EXERCISE DETAILS: Transcribe the entries that follow, word for word.

>> BEGIN DATA SECTION

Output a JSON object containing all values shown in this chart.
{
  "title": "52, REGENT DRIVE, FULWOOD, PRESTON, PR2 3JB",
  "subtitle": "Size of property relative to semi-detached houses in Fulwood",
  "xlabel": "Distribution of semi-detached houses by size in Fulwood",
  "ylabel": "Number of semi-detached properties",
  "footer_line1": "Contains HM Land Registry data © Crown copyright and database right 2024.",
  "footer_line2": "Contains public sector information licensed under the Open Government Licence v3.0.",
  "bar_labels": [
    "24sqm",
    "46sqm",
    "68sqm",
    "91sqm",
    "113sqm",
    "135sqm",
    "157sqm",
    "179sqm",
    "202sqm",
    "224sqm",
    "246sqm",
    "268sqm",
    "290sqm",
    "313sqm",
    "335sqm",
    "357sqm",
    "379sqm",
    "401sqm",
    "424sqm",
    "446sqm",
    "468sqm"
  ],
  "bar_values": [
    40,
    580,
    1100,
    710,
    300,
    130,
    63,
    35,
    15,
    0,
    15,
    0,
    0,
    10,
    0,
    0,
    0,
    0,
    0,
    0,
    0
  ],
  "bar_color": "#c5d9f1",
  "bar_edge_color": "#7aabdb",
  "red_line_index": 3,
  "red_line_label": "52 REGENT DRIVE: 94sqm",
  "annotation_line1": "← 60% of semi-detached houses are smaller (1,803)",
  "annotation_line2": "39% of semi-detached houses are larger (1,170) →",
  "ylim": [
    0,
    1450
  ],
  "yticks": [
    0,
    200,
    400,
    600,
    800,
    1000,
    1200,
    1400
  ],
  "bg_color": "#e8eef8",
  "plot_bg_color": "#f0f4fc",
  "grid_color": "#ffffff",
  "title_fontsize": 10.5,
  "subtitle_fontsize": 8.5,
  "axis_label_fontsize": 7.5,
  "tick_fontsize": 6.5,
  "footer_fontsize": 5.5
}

>> END DATA SECTION

TASK RESULT:
Output a JSON object containing all values shown in this chart.
{
  "title": "52, REGENT DRIVE, FULWOOD, PRESTON, PR2 3JB",
  "subtitle": "Size of property relative to semi-detached houses in Fulwood",
  "xlabel": "Distribution of semi-detached houses by size in Fulwood",
  "ylabel": "Number of semi-detached properties",
  "footer_line1": "Contains HM Land Registry data © Crown copyright and database right 2024.",
  "footer_line2": "Contains public sector information licensed under the Open Government Licence v3.0.",
  "bar_labels": [
    "24sqm",
    "46sqm",
    "68sqm",
    "91sqm",
    "113sqm",
    "135sqm",
    "157sqm",
    "179sqm",
    "202sqm",
    "224sqm",
    "246sqm",
    "268sqm",
    "290sqm",
    "313sqm",
    "335sqm",
    "357sqm",
    "379sqm",
    "401sqm",
    "424sqm",
    "446sqm",
    "468sqm"
  ],
  "bar_values": [
    40,
    580,
    1100,
    710,
    300,
    130,
    63,
    35,
    15,
    0,
    15,
    0,
    0,
    10,
    0,
    0,
    0,
    0,
    0,
    0,
    0
  ],
  "bar_color": "#c5d9f1",
  "bar_edge_color": "#7aabdb",
  "red_line_index": 3,
  "red_line_label": "52 REGENT DRIVE: 94sqm",
  "annotation_line1": "← 60% of semi-detached houses are smaller (1,803)",
  "annotation_line2": "39% of semi-detached houses are larger (1,170) →",
  "ylim": [
    0,
    1450
  ],
  "yticks": [
    0,
    200,
    400,
    600,
    800,
    1000,
    1200,
    1400
  ],
  "bg_color": "#e8eef8",
  "plot_bg_color": "#f0f4fc",
  "grid_color": "#ffffff",
  "title_fontsize": 10.5,
  "subtitle_fontsize": 8.5,
  "axis_label_fontsize": 7.5,
  "tick_fontsize": 6.5,
  "footer_fontsize": 5.5
}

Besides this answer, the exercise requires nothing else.